⟨

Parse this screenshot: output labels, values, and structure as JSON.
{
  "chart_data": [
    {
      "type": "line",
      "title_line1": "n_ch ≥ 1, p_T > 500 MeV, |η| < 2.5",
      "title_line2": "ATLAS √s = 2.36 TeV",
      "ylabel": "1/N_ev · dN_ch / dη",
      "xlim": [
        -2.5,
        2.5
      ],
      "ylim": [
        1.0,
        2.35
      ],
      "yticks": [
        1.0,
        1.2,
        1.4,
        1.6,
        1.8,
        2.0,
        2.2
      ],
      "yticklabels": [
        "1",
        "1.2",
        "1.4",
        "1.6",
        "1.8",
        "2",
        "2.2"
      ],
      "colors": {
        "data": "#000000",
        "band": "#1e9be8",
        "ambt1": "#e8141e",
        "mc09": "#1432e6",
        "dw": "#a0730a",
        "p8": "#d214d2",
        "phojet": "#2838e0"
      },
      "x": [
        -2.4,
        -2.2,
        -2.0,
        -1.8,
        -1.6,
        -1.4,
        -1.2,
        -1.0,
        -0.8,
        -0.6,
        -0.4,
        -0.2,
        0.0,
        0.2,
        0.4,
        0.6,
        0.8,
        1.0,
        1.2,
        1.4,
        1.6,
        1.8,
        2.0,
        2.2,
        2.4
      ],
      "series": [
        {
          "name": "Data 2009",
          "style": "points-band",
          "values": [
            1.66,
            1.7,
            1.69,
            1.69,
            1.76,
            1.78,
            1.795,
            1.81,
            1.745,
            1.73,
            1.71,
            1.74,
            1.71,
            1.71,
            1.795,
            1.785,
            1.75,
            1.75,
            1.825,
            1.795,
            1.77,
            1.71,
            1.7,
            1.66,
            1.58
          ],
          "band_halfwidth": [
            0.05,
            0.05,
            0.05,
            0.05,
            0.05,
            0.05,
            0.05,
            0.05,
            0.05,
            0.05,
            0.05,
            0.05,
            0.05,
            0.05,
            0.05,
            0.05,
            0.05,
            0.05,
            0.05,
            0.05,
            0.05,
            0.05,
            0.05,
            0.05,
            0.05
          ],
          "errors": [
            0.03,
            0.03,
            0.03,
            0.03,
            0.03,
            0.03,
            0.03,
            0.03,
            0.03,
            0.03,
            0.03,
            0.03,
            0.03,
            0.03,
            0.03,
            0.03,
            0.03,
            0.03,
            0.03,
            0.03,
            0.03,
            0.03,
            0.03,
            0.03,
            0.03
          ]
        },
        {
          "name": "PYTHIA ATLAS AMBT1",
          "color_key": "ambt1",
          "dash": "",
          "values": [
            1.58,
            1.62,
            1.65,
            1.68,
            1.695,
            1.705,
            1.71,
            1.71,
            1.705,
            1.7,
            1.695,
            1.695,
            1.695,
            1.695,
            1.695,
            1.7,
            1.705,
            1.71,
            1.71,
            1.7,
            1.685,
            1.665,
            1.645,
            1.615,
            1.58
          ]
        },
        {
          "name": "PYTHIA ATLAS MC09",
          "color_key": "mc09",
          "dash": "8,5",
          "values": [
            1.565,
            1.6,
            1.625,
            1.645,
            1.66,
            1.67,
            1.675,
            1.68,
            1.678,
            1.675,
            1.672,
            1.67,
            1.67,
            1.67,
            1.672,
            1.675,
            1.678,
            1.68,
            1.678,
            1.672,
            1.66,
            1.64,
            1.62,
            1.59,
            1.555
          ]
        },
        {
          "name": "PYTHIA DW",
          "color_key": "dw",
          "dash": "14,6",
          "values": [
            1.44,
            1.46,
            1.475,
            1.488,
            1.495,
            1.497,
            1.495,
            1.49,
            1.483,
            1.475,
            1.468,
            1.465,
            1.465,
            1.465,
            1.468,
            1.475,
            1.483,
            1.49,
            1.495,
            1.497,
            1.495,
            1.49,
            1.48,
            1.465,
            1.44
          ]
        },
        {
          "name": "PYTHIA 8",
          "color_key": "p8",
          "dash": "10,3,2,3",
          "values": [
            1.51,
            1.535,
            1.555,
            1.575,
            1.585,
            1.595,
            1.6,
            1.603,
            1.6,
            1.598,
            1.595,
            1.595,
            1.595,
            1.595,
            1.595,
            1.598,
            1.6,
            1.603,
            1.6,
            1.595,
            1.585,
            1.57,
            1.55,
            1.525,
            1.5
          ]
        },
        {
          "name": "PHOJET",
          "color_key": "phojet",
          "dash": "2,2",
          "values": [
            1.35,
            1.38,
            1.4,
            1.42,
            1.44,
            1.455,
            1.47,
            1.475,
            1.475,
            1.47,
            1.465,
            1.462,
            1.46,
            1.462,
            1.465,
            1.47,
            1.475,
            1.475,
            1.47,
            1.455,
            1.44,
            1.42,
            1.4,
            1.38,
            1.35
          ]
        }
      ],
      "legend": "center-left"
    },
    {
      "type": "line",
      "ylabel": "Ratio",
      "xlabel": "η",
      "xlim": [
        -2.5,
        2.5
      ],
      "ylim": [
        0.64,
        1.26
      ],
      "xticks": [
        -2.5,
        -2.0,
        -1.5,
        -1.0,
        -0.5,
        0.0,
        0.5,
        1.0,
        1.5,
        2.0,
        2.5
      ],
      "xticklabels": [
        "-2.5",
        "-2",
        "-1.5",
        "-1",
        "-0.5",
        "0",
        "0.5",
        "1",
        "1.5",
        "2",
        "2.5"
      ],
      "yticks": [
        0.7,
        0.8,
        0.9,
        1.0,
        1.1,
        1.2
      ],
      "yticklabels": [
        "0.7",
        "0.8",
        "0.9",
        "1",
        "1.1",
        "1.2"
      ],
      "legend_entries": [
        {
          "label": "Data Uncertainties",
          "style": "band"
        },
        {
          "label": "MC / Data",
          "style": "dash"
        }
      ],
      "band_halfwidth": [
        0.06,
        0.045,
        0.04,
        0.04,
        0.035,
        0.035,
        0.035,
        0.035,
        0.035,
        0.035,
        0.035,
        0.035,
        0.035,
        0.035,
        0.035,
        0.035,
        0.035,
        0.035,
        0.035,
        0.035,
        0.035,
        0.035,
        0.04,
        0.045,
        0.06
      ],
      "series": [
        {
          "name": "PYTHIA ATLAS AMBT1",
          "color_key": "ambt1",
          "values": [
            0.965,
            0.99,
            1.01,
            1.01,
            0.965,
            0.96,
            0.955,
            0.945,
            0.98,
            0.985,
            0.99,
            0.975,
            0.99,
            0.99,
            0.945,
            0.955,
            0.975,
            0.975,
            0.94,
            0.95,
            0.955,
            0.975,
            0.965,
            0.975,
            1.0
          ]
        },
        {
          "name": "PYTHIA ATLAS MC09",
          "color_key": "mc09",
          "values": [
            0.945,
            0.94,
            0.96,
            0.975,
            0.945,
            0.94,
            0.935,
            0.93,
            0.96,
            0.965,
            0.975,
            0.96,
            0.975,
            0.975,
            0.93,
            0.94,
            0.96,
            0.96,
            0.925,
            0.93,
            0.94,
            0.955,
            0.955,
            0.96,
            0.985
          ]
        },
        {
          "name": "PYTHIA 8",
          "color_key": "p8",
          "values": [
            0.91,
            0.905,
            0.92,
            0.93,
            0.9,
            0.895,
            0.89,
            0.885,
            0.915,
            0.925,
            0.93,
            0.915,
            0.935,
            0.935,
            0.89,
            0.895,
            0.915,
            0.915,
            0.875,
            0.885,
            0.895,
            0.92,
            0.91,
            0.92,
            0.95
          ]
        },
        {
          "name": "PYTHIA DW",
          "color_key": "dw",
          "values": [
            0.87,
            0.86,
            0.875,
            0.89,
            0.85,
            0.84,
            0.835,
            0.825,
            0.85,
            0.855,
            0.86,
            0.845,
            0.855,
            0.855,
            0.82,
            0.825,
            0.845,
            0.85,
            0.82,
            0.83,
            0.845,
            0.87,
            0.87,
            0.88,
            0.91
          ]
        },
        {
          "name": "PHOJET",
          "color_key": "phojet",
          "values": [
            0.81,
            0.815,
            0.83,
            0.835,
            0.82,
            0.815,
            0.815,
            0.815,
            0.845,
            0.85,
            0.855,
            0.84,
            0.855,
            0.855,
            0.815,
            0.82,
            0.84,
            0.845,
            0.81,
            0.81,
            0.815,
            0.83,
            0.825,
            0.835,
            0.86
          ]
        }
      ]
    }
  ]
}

⟩

Copy out each line of the entries that holds "dash".

(Written solution)
          "dash": "",
          "dash": "8,5",
          "dash": "14,6",
          "dash": "10,3,2,3",
          "dash": "2,2",
          "style": "dash"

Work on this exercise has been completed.